:: Dataset records ::

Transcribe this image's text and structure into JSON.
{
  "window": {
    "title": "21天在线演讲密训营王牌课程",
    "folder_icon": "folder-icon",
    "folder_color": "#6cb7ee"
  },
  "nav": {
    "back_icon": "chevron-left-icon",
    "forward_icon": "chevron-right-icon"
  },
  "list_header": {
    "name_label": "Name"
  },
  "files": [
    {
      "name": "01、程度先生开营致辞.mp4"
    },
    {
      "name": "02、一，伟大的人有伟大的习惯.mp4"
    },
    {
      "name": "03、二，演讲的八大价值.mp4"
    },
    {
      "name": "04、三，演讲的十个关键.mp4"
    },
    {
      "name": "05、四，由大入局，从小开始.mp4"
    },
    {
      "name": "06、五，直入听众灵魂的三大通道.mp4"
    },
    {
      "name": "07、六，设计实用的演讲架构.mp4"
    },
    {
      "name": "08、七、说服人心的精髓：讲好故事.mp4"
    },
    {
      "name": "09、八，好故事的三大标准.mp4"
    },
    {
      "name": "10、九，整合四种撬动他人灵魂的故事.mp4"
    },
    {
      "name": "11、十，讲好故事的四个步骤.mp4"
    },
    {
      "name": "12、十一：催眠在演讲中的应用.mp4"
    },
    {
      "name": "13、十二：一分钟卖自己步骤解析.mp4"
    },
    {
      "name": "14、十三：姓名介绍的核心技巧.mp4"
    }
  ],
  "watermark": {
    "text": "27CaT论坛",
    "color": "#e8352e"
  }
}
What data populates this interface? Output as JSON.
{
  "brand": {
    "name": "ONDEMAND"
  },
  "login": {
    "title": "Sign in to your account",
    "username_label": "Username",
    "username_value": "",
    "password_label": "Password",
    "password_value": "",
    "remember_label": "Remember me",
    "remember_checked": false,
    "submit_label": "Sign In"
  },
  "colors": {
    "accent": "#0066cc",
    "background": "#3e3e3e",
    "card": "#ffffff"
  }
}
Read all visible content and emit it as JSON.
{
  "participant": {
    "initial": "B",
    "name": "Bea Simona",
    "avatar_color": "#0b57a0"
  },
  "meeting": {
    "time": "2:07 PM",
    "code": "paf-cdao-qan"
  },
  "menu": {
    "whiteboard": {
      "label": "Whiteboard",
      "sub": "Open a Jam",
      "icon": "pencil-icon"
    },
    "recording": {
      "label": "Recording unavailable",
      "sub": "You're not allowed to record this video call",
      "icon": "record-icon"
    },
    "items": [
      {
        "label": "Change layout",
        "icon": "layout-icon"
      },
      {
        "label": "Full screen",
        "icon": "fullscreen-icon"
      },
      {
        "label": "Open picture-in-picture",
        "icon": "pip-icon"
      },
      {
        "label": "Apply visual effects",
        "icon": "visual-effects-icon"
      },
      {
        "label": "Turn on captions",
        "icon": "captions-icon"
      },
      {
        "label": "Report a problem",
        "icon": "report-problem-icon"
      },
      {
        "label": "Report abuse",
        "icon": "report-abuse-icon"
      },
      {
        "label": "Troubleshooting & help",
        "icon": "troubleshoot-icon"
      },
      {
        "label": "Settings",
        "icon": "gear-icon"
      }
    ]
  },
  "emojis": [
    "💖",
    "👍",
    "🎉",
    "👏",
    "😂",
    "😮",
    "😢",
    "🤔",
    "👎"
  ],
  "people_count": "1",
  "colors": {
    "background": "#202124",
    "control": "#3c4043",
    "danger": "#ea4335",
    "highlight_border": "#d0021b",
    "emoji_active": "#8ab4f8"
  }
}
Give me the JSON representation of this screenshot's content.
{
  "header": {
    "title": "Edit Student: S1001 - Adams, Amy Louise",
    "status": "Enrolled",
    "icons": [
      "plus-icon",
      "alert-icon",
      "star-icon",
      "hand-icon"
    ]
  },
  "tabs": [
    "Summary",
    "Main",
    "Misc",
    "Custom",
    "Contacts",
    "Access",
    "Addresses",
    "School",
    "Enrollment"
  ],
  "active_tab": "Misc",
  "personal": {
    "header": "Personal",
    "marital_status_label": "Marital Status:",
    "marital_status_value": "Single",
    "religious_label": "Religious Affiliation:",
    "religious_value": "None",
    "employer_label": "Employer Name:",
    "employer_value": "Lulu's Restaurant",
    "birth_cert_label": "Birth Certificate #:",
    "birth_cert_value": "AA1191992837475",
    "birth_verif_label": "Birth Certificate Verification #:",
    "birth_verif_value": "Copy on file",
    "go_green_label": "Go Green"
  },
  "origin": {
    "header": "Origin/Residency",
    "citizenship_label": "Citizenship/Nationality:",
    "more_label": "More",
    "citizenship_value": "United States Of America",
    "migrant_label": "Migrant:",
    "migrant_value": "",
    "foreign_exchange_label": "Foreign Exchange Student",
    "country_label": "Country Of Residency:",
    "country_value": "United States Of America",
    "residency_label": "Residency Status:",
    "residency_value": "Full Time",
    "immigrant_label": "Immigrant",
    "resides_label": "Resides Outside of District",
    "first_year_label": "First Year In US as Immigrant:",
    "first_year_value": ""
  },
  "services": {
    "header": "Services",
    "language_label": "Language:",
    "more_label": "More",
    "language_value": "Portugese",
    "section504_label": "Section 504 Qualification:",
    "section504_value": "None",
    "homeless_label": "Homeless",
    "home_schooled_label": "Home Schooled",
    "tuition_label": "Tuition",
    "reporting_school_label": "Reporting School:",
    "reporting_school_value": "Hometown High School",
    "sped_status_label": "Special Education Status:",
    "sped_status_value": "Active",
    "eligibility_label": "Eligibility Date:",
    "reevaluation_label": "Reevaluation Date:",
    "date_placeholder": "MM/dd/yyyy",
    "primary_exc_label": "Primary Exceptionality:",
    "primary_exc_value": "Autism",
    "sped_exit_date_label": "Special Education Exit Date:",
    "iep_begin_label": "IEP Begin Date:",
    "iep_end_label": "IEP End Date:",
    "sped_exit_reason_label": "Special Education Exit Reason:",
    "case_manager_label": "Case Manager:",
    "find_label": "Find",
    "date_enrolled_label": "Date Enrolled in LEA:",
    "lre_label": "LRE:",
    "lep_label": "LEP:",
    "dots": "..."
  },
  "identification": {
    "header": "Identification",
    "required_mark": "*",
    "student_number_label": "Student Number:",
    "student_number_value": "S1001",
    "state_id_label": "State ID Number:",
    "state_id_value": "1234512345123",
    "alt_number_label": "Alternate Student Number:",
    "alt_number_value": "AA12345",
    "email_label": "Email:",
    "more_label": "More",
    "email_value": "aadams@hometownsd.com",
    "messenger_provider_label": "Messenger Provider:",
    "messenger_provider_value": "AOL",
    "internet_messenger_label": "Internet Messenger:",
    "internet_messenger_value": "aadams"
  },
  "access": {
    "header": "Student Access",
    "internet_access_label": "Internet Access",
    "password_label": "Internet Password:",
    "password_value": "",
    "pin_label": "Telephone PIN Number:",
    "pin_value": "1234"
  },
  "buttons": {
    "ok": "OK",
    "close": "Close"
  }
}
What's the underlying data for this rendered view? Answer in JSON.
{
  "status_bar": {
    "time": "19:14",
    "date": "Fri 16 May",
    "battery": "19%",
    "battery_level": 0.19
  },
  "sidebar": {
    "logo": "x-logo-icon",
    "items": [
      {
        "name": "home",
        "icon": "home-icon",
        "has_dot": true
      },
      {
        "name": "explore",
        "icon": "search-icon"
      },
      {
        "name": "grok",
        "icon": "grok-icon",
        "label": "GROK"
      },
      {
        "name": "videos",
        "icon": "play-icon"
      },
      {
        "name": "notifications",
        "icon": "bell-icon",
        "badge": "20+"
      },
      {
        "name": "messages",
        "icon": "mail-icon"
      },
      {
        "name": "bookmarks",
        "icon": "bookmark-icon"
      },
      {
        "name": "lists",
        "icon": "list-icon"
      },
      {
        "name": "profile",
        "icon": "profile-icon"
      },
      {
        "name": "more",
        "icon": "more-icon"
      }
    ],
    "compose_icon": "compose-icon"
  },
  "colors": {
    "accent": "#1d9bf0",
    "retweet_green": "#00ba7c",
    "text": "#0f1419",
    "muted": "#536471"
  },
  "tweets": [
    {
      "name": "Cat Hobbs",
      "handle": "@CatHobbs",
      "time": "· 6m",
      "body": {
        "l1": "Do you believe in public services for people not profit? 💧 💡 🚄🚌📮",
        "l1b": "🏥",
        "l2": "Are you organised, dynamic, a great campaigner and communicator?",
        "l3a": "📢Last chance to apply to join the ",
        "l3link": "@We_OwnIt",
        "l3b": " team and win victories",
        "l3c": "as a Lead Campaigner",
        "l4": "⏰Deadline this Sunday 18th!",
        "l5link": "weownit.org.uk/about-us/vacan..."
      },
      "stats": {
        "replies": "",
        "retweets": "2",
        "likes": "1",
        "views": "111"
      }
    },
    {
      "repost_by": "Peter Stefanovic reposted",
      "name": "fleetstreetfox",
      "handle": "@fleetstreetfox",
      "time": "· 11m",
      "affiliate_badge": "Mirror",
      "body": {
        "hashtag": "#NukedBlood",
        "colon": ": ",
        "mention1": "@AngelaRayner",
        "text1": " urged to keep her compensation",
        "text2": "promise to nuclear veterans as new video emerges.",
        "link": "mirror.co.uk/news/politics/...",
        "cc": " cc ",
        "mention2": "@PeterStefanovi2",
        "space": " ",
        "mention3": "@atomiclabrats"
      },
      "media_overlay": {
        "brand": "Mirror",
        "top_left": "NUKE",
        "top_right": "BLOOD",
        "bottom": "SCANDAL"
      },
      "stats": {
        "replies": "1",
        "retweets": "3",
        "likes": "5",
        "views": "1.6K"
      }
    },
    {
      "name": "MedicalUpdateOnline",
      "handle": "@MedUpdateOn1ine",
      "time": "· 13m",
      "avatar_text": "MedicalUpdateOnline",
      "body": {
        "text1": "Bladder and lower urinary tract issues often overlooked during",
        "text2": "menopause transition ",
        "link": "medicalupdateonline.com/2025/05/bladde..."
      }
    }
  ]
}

:::

* Goal
Pick out the lines that contain "effects" and copy them.

* Result
        "label": "Apply visual effects",
        "icon": "visual-effects-icon"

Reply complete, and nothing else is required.